— begin Data supplied —

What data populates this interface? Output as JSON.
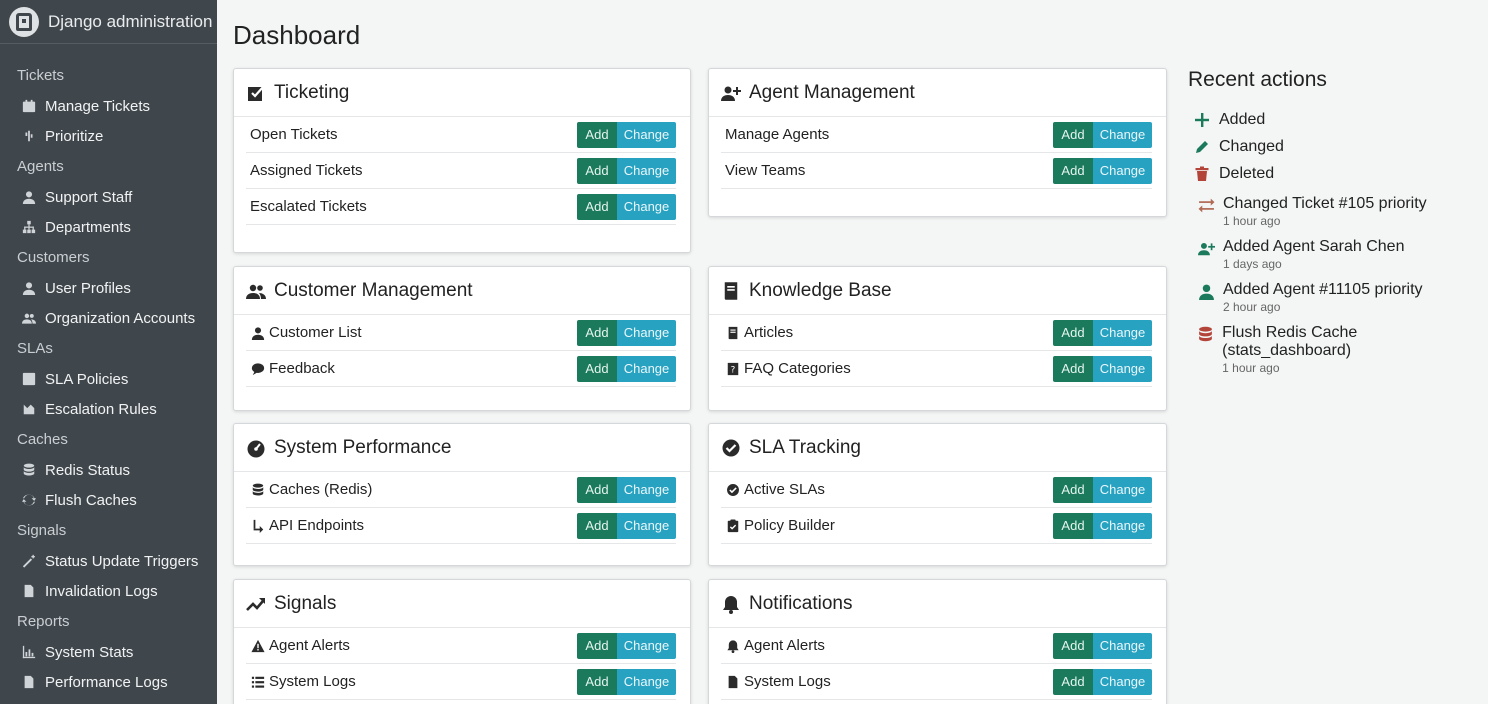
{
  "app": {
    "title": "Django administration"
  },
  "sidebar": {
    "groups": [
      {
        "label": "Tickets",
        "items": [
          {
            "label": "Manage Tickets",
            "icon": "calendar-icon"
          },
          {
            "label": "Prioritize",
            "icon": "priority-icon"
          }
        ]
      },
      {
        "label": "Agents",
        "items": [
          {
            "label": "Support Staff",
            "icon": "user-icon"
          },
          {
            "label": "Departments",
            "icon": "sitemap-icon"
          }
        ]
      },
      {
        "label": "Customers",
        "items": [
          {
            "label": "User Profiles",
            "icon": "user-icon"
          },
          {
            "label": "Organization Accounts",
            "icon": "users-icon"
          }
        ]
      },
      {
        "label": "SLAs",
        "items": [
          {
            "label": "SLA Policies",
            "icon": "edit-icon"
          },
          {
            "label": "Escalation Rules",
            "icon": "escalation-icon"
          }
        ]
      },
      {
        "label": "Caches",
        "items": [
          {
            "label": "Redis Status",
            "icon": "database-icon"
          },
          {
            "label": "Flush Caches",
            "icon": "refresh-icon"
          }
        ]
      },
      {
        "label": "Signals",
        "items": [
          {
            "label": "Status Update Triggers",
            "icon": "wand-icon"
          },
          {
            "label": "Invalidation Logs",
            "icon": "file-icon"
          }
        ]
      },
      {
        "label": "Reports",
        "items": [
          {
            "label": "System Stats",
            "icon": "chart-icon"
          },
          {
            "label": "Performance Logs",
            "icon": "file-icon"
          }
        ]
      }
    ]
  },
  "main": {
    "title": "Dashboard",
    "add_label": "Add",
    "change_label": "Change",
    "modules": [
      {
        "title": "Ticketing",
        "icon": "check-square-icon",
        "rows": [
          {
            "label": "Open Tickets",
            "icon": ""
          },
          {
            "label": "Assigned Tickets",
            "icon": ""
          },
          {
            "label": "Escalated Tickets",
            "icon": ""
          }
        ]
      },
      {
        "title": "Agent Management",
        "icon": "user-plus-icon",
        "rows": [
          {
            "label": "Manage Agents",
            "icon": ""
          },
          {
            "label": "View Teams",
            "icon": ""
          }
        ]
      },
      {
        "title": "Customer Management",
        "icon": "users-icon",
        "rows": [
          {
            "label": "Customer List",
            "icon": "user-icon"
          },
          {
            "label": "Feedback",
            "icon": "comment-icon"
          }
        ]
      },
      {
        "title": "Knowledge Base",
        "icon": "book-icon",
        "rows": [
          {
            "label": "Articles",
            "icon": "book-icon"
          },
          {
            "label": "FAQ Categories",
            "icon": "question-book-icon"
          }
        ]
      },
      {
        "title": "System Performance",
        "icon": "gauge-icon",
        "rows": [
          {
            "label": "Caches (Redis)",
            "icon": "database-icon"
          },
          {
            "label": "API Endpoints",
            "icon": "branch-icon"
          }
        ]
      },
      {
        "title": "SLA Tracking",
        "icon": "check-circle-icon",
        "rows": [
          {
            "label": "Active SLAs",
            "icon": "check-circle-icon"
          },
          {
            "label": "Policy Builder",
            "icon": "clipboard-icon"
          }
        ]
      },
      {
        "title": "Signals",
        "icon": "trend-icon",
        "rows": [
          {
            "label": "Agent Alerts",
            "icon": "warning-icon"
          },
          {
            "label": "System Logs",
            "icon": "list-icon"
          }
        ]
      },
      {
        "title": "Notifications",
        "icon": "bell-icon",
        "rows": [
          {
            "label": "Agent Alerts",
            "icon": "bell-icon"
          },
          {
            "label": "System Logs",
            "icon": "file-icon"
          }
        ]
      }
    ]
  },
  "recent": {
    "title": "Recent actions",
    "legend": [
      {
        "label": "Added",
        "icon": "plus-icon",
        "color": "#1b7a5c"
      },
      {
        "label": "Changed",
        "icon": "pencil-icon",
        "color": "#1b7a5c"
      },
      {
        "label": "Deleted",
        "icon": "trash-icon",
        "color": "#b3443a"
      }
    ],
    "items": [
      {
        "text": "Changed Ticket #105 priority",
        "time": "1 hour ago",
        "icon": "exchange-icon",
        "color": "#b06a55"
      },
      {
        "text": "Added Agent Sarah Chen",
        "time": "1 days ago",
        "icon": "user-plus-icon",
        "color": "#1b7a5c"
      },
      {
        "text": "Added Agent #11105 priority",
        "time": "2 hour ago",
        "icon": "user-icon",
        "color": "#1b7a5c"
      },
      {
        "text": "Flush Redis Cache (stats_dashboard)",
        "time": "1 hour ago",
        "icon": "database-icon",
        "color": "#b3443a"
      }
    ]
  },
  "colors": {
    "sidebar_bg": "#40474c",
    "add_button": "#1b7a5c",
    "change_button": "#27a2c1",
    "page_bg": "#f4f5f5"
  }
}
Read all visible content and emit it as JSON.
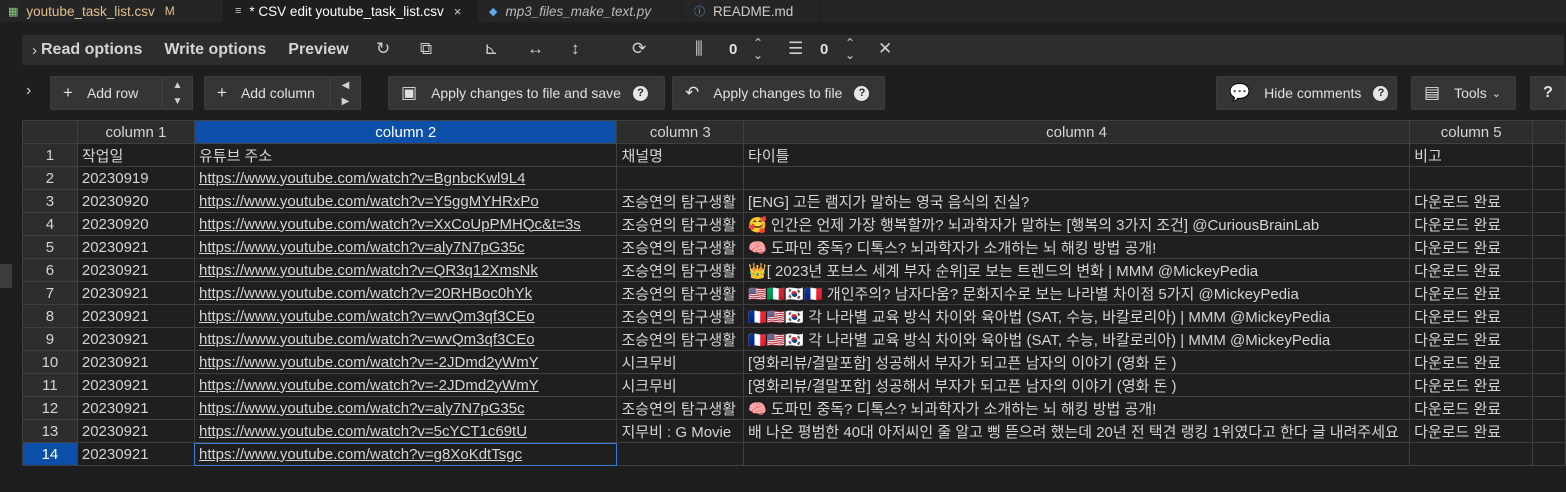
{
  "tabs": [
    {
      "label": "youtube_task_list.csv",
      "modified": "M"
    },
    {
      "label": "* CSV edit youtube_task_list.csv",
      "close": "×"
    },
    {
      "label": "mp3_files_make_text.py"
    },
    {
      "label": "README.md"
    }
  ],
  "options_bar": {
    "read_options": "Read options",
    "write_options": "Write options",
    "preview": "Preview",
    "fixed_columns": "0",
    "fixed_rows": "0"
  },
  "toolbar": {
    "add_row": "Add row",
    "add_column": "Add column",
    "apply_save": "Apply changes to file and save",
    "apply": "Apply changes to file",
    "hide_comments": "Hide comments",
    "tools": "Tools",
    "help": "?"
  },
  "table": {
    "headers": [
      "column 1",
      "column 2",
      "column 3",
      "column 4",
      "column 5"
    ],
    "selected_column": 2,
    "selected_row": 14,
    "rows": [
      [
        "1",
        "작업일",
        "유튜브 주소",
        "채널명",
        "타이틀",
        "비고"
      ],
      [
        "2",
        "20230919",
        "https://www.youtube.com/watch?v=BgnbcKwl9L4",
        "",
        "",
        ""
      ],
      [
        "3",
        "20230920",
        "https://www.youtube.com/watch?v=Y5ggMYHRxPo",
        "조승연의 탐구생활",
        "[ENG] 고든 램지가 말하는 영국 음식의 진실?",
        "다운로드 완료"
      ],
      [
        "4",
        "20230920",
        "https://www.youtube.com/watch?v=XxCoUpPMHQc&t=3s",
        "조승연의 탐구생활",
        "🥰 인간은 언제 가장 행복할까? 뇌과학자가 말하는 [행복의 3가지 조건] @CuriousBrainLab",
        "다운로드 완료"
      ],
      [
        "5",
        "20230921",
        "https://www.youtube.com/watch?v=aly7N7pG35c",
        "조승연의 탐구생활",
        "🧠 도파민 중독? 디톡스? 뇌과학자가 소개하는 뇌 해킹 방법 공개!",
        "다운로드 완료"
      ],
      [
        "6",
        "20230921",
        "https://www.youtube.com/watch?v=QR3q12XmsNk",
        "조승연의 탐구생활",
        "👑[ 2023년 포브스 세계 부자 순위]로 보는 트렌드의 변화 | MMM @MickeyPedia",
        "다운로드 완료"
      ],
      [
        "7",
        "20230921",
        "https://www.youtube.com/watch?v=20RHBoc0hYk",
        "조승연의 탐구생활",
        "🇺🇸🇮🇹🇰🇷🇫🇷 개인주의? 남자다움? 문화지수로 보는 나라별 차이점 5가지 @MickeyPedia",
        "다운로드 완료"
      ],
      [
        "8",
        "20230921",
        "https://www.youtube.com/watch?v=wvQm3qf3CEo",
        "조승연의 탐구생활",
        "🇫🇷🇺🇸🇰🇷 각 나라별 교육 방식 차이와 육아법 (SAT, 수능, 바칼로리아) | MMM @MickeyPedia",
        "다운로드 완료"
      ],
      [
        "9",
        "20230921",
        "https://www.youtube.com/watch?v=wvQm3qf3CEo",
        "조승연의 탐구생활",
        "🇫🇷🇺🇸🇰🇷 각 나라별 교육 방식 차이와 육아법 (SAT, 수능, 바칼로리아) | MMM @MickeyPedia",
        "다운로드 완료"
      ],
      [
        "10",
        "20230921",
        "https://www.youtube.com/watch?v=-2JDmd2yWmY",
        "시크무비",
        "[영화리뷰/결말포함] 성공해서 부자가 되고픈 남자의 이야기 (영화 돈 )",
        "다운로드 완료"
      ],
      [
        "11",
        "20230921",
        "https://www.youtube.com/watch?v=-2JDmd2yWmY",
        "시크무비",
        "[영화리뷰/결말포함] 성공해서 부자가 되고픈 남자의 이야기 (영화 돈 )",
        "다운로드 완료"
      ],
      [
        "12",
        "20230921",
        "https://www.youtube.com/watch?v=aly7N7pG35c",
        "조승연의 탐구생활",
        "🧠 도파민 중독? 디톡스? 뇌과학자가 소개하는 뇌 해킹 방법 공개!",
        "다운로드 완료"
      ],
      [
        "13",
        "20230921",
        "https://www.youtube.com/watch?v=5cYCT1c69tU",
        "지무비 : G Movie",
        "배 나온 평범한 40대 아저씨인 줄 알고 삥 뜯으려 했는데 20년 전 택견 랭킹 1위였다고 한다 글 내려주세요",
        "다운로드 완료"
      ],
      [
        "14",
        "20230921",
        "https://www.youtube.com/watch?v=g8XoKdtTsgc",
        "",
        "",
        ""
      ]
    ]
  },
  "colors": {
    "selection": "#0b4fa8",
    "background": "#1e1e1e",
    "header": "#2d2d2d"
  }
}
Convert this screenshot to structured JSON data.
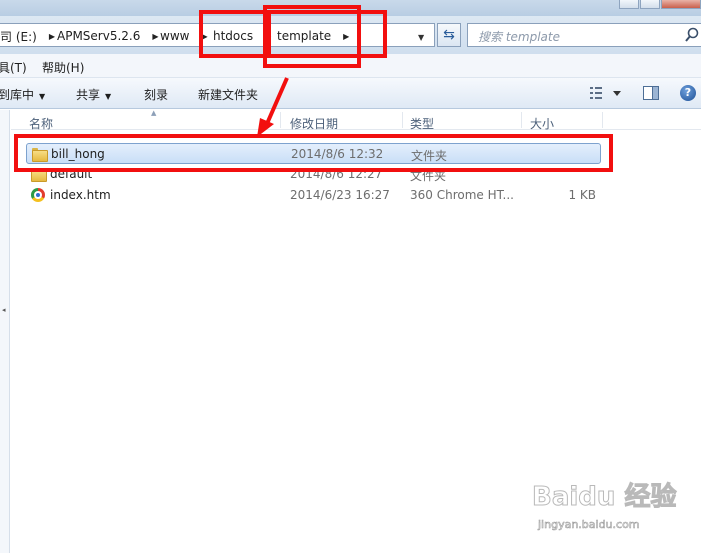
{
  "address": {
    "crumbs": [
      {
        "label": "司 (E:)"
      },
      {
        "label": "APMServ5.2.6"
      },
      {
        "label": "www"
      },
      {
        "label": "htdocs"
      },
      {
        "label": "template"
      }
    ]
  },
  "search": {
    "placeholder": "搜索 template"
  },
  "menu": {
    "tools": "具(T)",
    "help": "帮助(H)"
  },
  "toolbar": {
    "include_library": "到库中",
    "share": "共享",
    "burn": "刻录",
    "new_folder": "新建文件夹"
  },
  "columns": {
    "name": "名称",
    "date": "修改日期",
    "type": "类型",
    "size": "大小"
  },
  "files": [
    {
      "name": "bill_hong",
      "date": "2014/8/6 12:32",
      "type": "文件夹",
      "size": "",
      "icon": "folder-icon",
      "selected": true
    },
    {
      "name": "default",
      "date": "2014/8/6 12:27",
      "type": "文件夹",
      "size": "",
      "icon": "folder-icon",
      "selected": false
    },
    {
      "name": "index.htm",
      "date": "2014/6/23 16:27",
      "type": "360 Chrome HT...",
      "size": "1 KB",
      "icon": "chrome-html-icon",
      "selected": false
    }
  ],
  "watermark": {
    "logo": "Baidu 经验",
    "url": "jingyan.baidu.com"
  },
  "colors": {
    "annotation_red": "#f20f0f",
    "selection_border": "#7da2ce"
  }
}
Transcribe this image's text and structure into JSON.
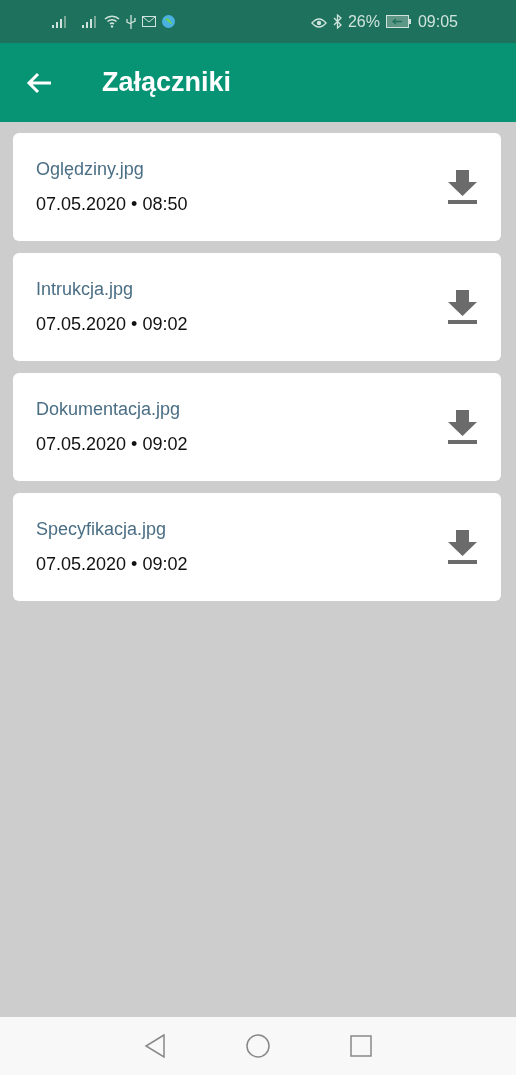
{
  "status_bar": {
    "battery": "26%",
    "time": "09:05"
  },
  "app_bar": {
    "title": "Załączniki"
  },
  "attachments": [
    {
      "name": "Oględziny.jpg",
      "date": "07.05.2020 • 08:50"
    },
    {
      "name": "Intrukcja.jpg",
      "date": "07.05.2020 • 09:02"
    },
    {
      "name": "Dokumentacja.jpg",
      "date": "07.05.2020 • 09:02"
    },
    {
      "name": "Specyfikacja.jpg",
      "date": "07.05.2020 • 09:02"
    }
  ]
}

— end Data supplied —

Report how many lines of the listing hold the word "Redis", with nothing but the number.

3